[START OF Provided records]
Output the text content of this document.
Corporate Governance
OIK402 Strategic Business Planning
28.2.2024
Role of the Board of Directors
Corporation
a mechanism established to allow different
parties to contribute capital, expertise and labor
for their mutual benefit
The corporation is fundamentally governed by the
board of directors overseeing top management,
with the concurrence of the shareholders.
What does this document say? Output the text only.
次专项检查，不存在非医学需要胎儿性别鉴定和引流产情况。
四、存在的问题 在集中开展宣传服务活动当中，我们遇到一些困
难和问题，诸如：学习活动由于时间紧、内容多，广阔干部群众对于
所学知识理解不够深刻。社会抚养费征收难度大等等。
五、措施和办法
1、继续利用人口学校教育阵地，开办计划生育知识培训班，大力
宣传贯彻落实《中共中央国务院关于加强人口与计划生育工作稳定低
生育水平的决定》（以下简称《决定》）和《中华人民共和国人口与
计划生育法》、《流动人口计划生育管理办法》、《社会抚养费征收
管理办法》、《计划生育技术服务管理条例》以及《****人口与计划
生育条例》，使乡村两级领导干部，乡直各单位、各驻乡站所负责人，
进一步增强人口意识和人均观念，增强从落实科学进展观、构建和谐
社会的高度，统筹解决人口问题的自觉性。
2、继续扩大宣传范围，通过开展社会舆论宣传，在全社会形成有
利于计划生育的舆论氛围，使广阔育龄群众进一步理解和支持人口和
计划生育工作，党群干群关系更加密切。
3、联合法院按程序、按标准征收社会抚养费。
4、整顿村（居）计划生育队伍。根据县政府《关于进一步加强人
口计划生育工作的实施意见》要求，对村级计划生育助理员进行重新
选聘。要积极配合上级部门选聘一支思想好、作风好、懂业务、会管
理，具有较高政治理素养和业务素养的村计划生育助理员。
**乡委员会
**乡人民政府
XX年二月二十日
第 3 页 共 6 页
[END OF Provided records]
→ **What this task involves**
Output, unchanged, the lines from the line with "What does this" through the final line of the material.

→ **Output for this task**
What does this document say? Output the text only.
次专项检查，不存在非医学需要胎儿性别鉴定和引流产情况。
四、存在的问题 在集中开展宣传服务活动当中，我们遇到一些困
难和问题，诸如：学习活动由于时间紧、内容多，广阔干部群众对于
所学知识理解不够深刻。社会抚养费征收难度大等等。
五、措施和办法
1、继续利用人口学校教育阵地，开办计划生育知识培训班，大力
宣传贯彻落实《中共中央国务院关于加强人口与计划生育工作稳定低
生育水平的决定》（以下简称《决定》）和《中华人民共和国人口与
计划生育法》、《流动人口计划生育管理办法》、《社会抚养费征收
管理办法》、《计划生育技术服务管理条例》以及《****人口与计划
生育条例》，使乡村两级领导干部，乡直各单位、各驻乡站所负责人，
进一步增强人口意识和人均观念，增强从落实科学进展观、构建和谐
社会的高度，统筹解决人口问题的自觉性。
2、继续扩大宣传范围，通过开展社会舆论宣传，在全社会形成有
利于计划生育的舆论氛围，使广阔育龄群众进一步理解和支持人口和
计划生育工作，党群干群关系更加密切。
3、联合法院按程序、按标准征收社会抚养费。
4、整顿村（居）计划生育队伍。根据县政府《关于进一步加强人
口计划生育工作的实施意见》要求，对村级计划生育助理员进行重新
选聘。要积极配合上级部门选聘一支思想好、作风好、懂业务、会管
理，具有较高政治理素养和业务素养的村计划生育助理员。
**乡委员会
**乡人民政府
XX年二月二十日
第 3 页 共 6 页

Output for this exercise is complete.